▶ Required task:
Spot every line with the word "一个丢失道义的人" and return it.

▶ Lines of data:
★ ★ ★

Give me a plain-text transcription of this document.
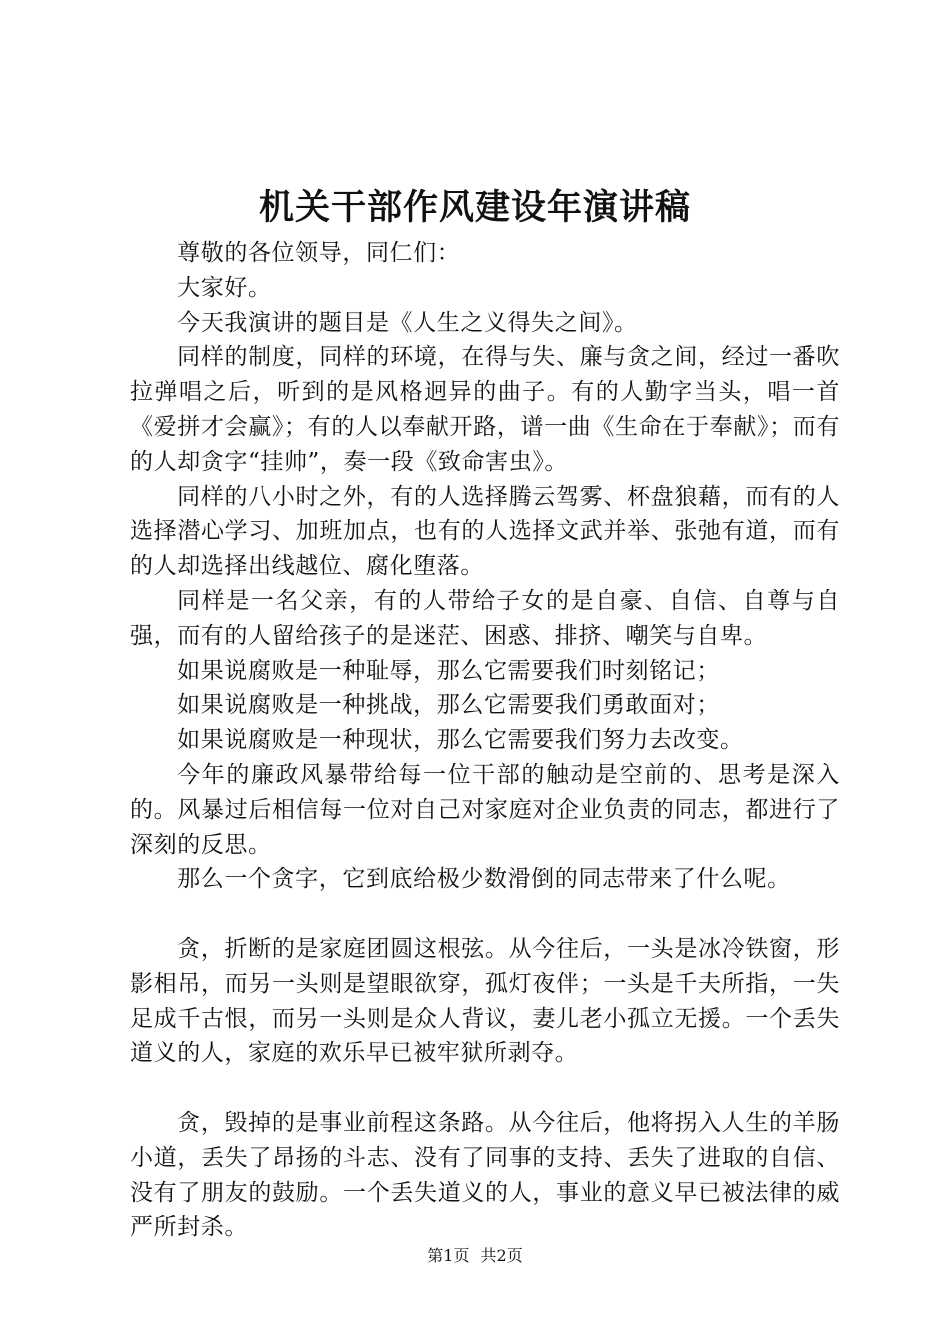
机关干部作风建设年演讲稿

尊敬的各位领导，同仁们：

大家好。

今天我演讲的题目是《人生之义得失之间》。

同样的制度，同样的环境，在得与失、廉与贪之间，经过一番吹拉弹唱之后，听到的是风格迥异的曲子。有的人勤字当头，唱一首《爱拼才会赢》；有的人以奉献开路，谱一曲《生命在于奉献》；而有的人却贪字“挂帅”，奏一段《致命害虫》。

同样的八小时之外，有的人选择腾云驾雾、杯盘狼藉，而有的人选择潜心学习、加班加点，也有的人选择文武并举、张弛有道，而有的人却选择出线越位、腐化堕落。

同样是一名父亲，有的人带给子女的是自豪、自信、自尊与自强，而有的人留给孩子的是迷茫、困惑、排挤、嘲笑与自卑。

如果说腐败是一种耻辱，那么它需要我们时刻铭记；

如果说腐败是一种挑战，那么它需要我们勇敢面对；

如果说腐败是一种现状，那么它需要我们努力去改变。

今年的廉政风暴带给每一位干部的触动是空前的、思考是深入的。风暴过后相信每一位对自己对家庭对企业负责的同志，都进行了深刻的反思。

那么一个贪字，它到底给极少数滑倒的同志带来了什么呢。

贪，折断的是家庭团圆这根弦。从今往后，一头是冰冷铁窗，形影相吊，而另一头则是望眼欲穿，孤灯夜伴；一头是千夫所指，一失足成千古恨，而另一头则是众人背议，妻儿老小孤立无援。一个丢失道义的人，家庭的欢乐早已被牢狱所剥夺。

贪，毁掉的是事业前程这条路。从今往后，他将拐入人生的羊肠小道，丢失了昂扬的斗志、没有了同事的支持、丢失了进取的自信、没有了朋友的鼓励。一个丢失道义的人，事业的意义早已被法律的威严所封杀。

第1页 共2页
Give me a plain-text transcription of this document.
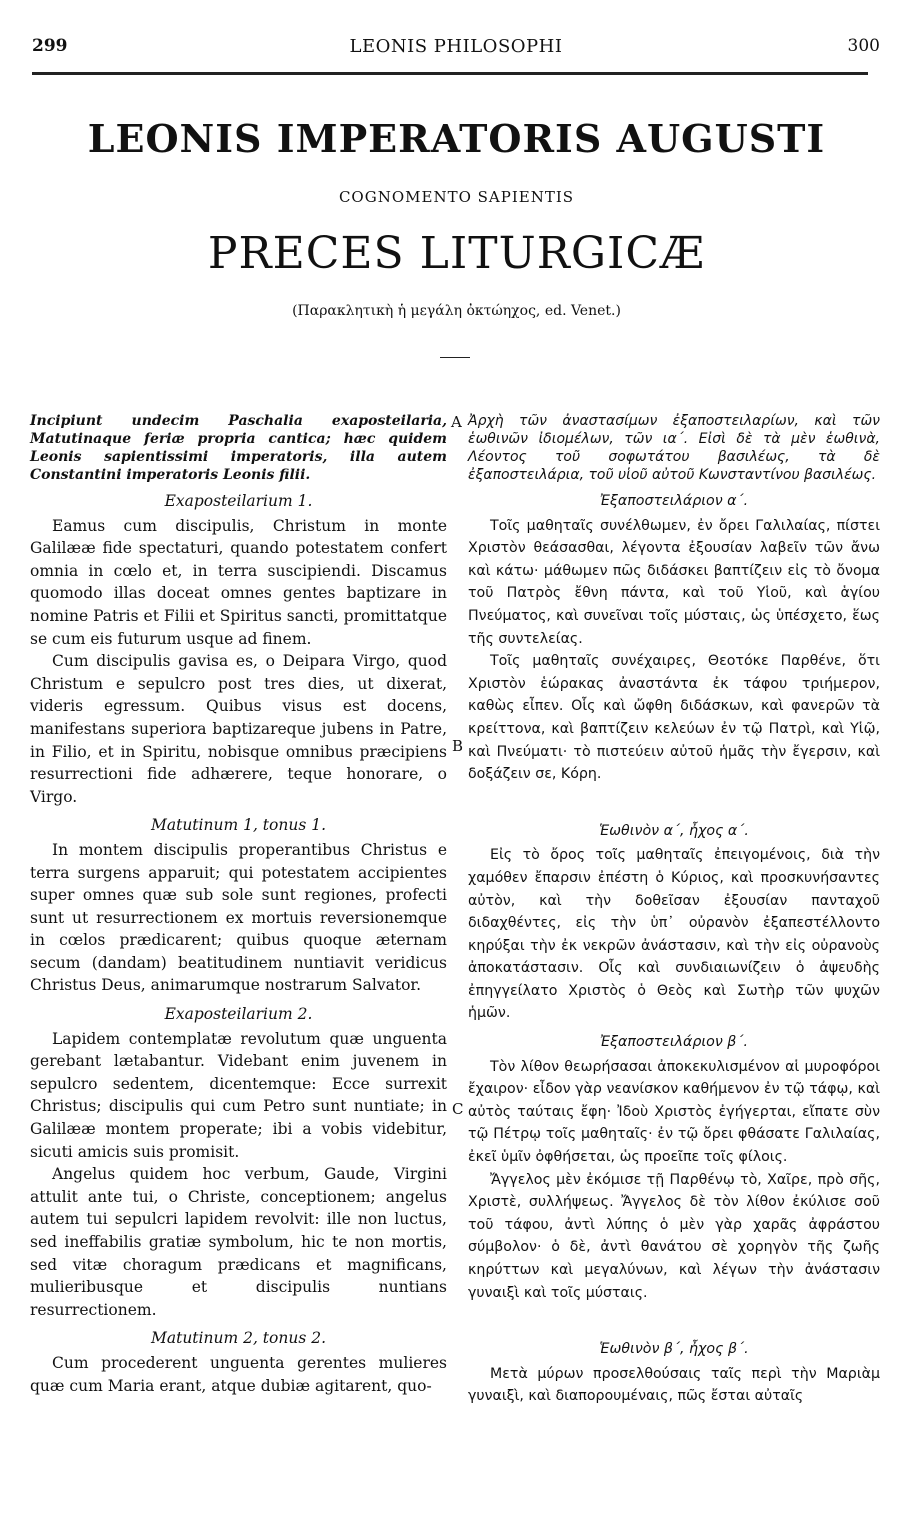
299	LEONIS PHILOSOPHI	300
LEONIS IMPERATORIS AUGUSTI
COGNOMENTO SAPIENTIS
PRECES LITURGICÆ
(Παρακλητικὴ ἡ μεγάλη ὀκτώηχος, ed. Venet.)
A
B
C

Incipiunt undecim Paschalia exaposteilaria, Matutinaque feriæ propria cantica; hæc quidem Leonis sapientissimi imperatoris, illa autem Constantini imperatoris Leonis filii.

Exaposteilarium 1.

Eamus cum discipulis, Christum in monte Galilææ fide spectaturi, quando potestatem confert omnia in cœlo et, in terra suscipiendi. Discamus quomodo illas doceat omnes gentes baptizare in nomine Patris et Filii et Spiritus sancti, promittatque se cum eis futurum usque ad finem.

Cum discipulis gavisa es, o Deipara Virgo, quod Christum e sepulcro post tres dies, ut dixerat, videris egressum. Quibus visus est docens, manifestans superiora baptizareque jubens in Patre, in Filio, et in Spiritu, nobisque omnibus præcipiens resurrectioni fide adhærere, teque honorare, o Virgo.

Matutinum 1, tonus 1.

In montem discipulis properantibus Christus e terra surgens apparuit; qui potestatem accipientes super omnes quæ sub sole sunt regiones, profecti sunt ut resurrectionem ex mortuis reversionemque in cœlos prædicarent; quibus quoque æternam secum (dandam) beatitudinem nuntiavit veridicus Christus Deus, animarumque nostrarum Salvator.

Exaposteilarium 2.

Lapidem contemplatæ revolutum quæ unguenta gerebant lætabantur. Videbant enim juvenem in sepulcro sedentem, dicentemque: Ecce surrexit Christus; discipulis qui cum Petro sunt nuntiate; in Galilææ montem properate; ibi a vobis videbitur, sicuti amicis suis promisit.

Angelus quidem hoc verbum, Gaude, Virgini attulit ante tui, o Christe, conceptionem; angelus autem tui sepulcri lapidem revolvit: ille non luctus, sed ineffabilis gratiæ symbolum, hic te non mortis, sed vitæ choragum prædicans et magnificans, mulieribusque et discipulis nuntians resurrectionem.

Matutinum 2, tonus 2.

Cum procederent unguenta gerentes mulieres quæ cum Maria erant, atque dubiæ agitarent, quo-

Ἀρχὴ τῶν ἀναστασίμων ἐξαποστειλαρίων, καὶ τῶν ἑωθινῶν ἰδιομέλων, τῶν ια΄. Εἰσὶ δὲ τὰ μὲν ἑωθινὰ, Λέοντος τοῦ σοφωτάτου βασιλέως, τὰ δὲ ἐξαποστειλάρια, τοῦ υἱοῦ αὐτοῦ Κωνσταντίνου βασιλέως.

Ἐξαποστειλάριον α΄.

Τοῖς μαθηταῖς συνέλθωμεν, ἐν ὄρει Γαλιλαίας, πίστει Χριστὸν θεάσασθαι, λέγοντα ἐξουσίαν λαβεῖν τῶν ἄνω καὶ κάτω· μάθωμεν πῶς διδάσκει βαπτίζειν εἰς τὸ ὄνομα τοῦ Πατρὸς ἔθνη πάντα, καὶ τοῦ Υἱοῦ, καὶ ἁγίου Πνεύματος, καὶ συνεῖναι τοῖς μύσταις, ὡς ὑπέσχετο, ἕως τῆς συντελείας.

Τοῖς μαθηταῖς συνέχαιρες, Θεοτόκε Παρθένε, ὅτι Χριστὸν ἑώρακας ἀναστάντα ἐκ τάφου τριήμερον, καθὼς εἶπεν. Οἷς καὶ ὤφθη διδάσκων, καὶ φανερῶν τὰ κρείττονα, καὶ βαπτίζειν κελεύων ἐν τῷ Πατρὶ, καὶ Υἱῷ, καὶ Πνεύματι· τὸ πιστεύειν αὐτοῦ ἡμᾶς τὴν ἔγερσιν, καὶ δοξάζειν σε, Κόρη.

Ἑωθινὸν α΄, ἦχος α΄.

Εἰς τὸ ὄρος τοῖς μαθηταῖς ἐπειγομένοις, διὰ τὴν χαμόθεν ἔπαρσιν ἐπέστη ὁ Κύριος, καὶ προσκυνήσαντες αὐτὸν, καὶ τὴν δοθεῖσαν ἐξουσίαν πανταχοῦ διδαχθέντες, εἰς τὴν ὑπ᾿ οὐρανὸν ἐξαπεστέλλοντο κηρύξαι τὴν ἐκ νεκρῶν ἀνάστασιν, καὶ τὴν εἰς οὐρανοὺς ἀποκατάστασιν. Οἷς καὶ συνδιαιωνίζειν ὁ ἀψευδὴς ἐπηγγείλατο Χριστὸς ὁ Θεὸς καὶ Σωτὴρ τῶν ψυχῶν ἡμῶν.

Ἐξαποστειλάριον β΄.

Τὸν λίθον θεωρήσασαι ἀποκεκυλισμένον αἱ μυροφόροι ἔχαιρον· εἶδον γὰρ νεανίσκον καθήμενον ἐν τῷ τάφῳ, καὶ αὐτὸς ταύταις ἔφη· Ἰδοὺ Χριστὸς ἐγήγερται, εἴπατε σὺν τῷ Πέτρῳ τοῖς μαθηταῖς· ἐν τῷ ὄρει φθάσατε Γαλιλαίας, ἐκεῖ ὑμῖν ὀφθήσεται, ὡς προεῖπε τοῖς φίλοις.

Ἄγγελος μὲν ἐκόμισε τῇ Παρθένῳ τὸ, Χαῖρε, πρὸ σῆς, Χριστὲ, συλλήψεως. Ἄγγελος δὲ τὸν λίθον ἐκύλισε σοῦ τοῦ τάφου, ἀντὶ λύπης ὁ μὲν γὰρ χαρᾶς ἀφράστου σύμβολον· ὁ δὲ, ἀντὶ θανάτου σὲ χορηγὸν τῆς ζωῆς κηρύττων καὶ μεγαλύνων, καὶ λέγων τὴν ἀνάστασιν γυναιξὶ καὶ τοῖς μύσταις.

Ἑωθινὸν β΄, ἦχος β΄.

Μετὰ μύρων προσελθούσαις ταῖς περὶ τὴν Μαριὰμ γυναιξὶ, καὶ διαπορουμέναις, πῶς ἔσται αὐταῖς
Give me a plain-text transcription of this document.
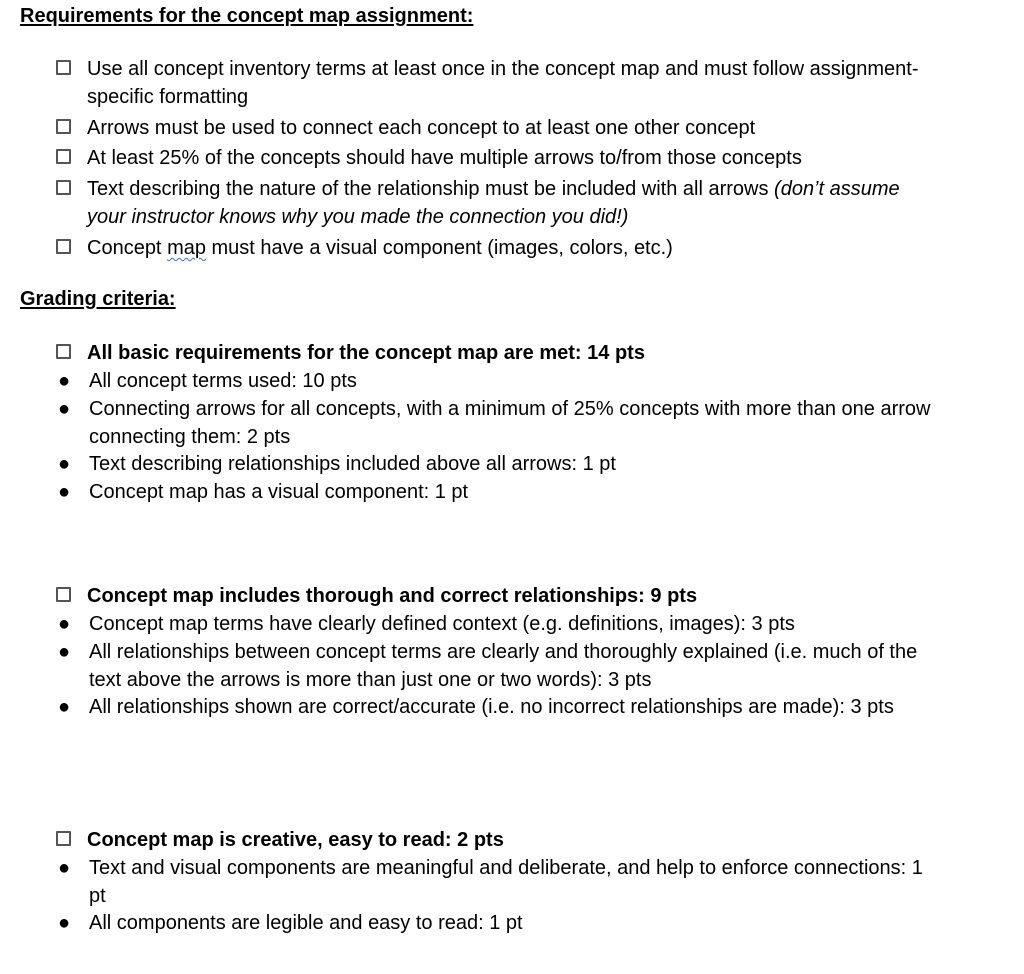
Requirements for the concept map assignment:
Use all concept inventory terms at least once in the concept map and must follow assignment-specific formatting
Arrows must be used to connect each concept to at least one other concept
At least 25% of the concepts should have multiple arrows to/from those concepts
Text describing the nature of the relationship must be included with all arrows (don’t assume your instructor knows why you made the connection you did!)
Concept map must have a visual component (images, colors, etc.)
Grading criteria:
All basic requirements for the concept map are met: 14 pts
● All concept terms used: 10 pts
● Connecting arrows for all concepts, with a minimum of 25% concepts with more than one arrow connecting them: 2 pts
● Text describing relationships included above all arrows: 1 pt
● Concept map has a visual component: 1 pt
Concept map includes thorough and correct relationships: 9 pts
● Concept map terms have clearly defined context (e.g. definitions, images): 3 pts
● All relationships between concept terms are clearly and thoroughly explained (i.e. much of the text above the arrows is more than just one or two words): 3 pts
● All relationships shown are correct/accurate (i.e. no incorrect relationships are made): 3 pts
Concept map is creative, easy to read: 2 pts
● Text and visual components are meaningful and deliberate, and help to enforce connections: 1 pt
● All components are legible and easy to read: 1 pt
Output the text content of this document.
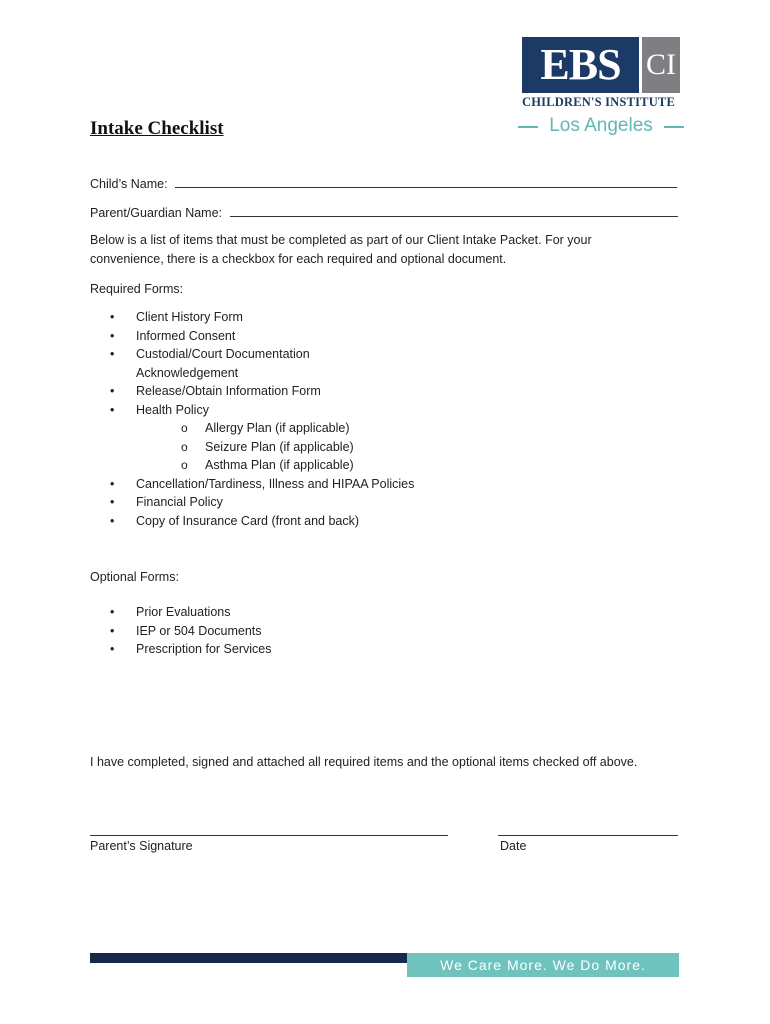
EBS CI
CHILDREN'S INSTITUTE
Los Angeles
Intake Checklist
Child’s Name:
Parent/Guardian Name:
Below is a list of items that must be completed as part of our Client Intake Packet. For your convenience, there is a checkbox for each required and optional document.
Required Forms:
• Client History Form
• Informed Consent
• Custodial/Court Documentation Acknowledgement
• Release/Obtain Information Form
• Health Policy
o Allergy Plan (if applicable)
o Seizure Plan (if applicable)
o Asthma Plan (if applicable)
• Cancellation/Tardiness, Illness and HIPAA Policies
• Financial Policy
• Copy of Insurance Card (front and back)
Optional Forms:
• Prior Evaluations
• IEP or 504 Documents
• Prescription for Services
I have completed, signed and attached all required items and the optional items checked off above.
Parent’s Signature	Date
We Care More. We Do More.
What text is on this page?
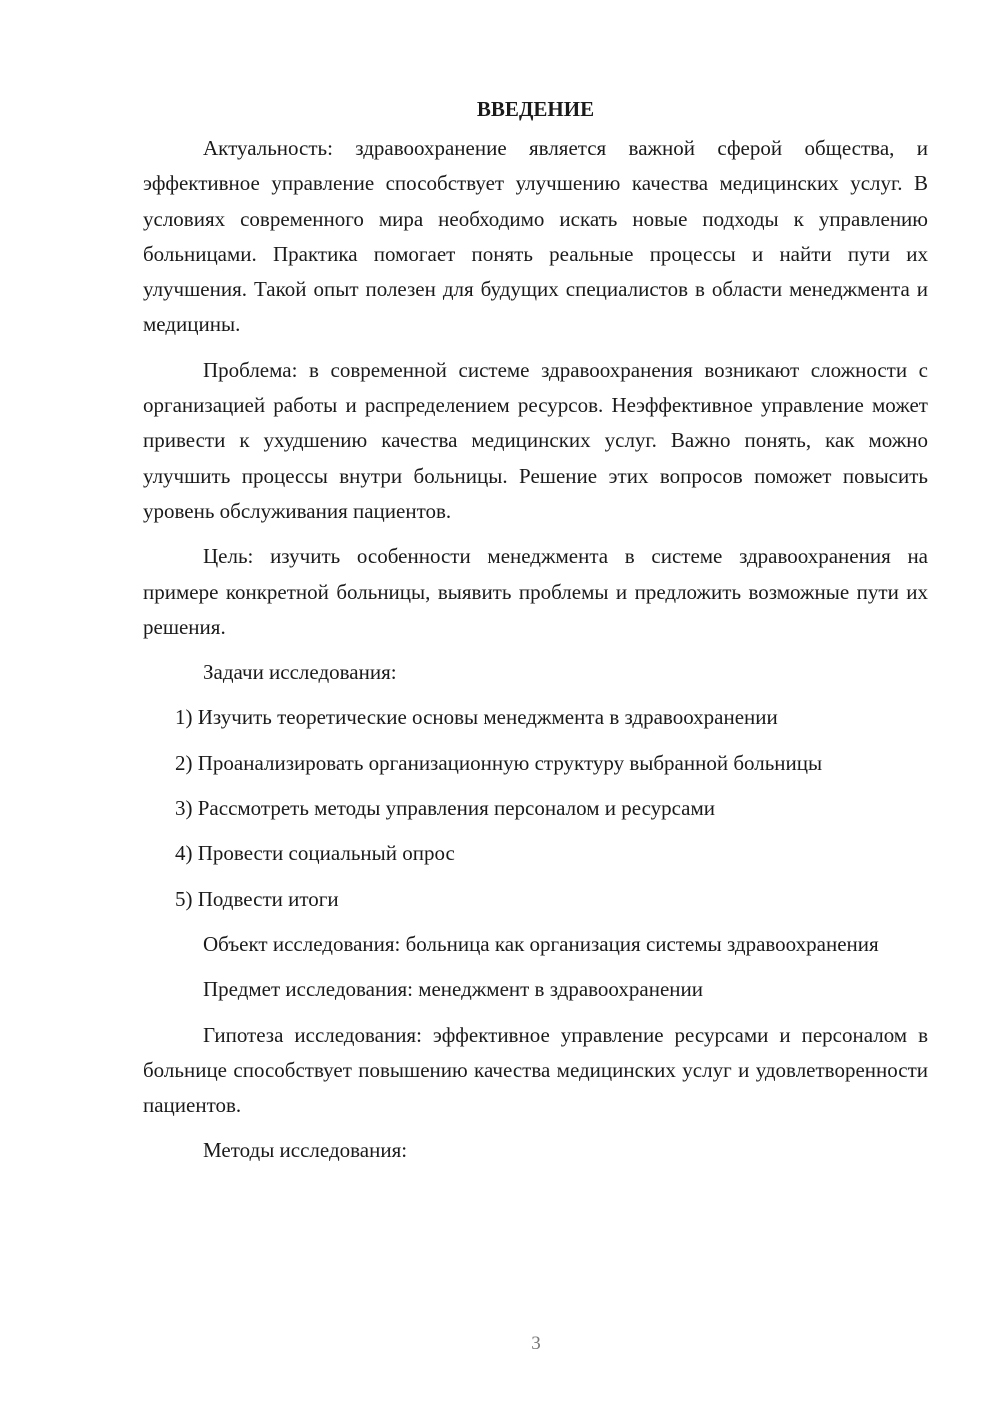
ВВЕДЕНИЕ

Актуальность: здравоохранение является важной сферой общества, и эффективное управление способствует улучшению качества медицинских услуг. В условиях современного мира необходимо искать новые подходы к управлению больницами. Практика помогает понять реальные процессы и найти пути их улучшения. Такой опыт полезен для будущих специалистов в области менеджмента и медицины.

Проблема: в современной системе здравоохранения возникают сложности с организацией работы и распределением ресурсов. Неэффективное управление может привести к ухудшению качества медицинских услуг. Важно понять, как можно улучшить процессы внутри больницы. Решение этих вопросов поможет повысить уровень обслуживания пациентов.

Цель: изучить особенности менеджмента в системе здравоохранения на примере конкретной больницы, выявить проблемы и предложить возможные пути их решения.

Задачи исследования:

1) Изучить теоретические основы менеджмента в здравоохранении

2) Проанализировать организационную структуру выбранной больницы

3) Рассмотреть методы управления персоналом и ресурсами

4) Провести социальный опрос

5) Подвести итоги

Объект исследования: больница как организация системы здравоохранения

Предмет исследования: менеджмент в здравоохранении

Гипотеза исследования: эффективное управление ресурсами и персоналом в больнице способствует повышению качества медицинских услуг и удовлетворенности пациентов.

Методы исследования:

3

★ ★ ★

▶ Exercise solution:
贪，折断的是家庭团圆这根弦。从今往后，一头是冰冷铁窗，形影相吊，而另一头则是望眼欲穿，孤灯夜伴；一头是千夫所指，一失足成千古恨，而另一头则是众人背议，妻儿老小孤立无援。一个丢失道义的人，家庭的欢乐早已被牢狱所剥夺。
贪，毁掉的是事业前程这条路。从今往后，他将拐入人生的羊肠小道，丢失了昂扬的斗志、没有了同事的支持、丢失了进取的自信、没有了朋友的鼓励。一个丢失道义的人，事业的意义早已被法律的威严所封杀。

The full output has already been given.